Dataset entries:
· · · · · · ·

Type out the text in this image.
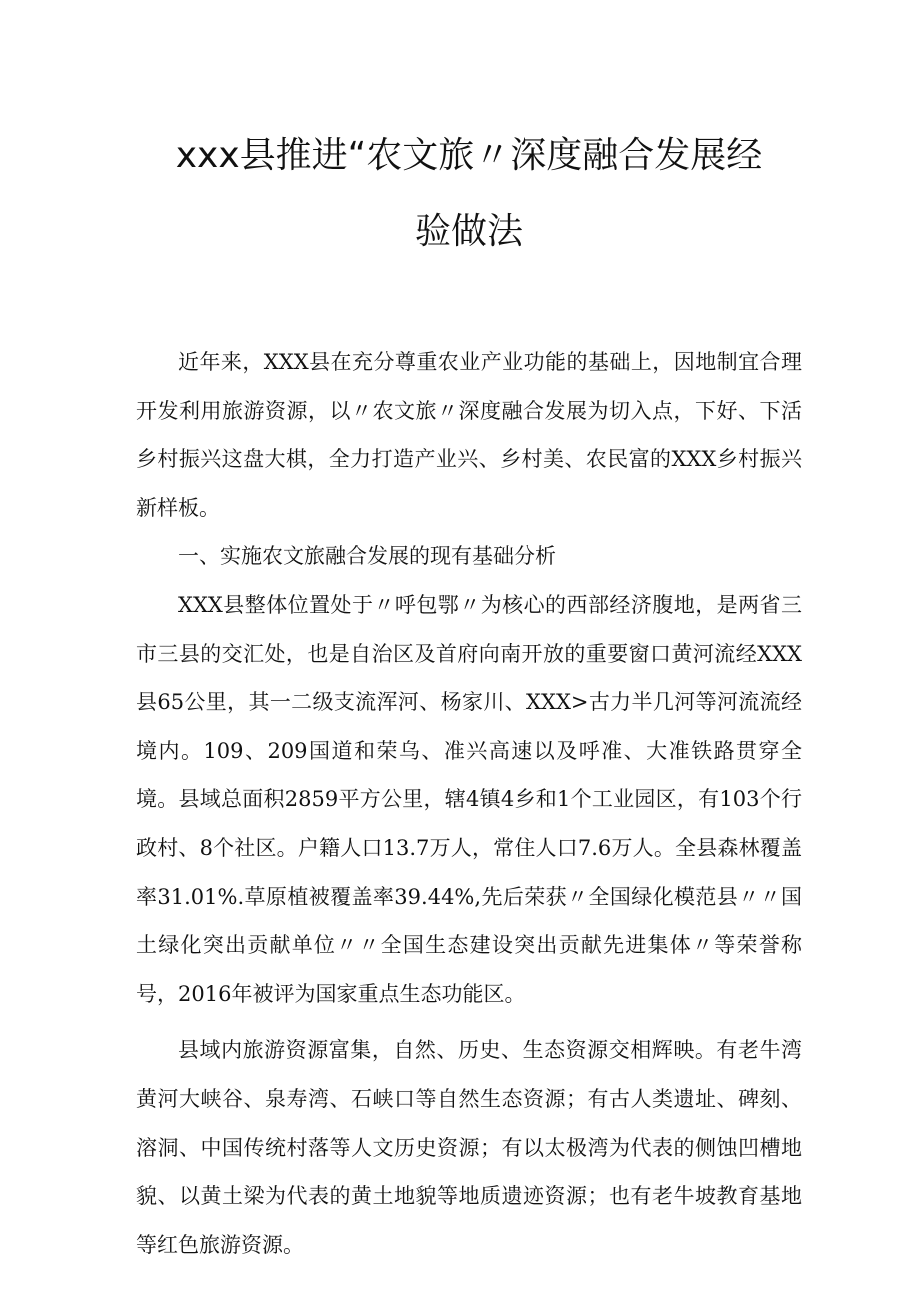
xxx县推进“农文旅〃深度融合发展经
验做法

近年来，XXX县在充分尊重农业产业功能的基础上，因地制宜合理开发利用旅游资源，以〃农文旅〃深度融合发展为切入点，下好、下活乡村振兴这盘大棋，全力打造产业兴、乡村美、农民富的XXX乡村振兴新样板。

一、实施农文旅融合发展的现有基础分析

XXX县整体位置处于〃呼包鄂〃为核心的西部经济腹地，是两省三市三县的交汇处，也是自治区及首府向南开放的重要窗口黄河流经XXX县65公里，其一二级支流浑河、杨家川、XXX>古力半几河等河流流经境内。109、209国道和荣乌、准兴高速以及呼准、大准铁路贯穿全境。县域总面积2859平方公里，辖4镇4乡和1个工业园区，有103个行政村、8个社区。户籍人口13.7万人，常住人口7.6万人。全县森林覆盖率31.01%.草原植被覆盖率39.44%,先后荣获〃全国绿化模范县〃〃国土绿化突出贡献单位〃〃全国生态建设突出贡献先进集体〃等荣誉称号，2016年被评为国家重点生态功能区。

县域内旅游资源富集，自然、历史、生态资源交相辉映。有老牛湾黄河大峡谷、泉寿湾、石峡口等自然生态资源；有古人类遗址、碑刻、溶洞、中国传统村落等人文历史资源；有以太极湾为代表的侧蚀凹槽地貌、以黄土梁为代表的黄土地貌等地质遗迹资源；也有老牛坡教育基地等红色旅游资源。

· · · · · · ·

Written exercise: Print out the material word for word, omitting the pictures.

Result of the task:
Type out the text in this image.
xxx县推进“农文旅〃深度融合发展经
验做法

近年来，XXX县在充分尊重农业产业功能的基础上，因地制宜合理开发利用旅游资源，以〃农文旅〃深度融合发展为切入点，下好、下活乡村振兴这盘大棋，全力打造产业兴、乡村美、农民富的XXX乡村振兴新样板。

一、实施农文旅融合发展的现有基础分析

XXX县整体位置处于〃呼包鄂〃为核心的西部经济腹地，是两省三市三县的交汇处，也是自治区及首府向南开放的重要窗口黄河流经XXX县65公里，其一二级支流浑河、杨家川、XXX>古力半几河等河流流经境内。109、209国道和荣乌、准兴高速以及呼准、大准铁路贯穿全境。县域总面积2859平方公里，辖4镇4乡和1个工业园区，有103个行政村、8个社区。户籍人口13.7万人，常住人口7.6万人。全县森林覆盖率31.01%.草原植被覆盖率39.44%,先后荣获〃全国绿化模范县〃〃国土绿化突出贡献单位〃〃全国生态建设突出贡献先进集体〃等荣誉称号，2016年被评为国家重点生态功能区。

县域内旅游资源富集，自然、历史、生态资源交相辉映。有老牛湾黄河大峡谷、泉寿湾、石峡口等自然生态资源；有古人类遗址、碑刻、溶洞、中国传统村落等人文历史资源；有以太极湾为代表的侧蚀凹槽地貌、以黄土梁为代表的黄土地貌等地质遗迹资源；也有老牛坡教育基地等红色旅游资源。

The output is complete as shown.